▶ [What is required]
Pull every line with the word "name" out of the entries below.

----------------

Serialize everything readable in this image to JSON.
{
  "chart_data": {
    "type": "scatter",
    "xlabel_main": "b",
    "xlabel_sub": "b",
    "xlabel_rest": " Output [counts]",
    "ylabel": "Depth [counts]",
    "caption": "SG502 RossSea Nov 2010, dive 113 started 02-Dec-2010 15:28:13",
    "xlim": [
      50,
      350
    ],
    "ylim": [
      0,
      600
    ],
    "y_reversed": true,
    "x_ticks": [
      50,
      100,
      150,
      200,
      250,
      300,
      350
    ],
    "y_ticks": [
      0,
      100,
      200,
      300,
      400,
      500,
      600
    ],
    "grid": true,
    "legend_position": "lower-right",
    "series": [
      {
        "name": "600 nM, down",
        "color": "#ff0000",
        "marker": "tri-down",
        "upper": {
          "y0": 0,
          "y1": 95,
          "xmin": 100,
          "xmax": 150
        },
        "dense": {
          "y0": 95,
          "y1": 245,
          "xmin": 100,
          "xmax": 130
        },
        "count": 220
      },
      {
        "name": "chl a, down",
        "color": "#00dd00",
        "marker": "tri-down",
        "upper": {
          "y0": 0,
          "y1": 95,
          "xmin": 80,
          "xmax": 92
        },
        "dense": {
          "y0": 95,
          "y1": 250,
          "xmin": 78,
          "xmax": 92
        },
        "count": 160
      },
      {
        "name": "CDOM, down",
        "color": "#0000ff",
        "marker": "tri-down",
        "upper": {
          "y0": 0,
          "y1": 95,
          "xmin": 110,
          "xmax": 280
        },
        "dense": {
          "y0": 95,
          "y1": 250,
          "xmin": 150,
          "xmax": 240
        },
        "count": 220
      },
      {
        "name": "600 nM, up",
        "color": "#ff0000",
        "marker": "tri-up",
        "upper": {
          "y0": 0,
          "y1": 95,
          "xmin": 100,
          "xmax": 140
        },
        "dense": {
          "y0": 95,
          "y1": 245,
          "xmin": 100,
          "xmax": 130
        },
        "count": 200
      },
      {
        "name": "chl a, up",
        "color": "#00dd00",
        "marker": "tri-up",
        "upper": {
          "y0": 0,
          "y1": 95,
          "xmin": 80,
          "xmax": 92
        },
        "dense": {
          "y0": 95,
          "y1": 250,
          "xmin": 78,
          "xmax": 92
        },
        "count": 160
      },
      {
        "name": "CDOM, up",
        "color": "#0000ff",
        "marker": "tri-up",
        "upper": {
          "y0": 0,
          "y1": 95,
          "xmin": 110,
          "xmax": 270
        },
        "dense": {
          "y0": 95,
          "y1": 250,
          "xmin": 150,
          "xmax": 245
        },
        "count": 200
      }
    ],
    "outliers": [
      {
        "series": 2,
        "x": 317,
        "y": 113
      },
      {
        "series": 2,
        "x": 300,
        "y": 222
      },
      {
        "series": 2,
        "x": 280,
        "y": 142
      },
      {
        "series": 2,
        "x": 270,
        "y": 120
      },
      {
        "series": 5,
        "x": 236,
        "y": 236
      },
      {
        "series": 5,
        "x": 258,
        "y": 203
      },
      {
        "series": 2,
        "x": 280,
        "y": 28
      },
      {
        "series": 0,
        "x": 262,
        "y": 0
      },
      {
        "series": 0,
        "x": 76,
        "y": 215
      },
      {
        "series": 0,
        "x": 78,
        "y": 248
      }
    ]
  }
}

----------------

▶ [Output below]
        "name": "600 nM, down",
        "name": "chl a, down",
        "name": "CDOM, down",
        "name": "600 nM, up",
        "name": "chl a, up",
        "name": "CDOM, up",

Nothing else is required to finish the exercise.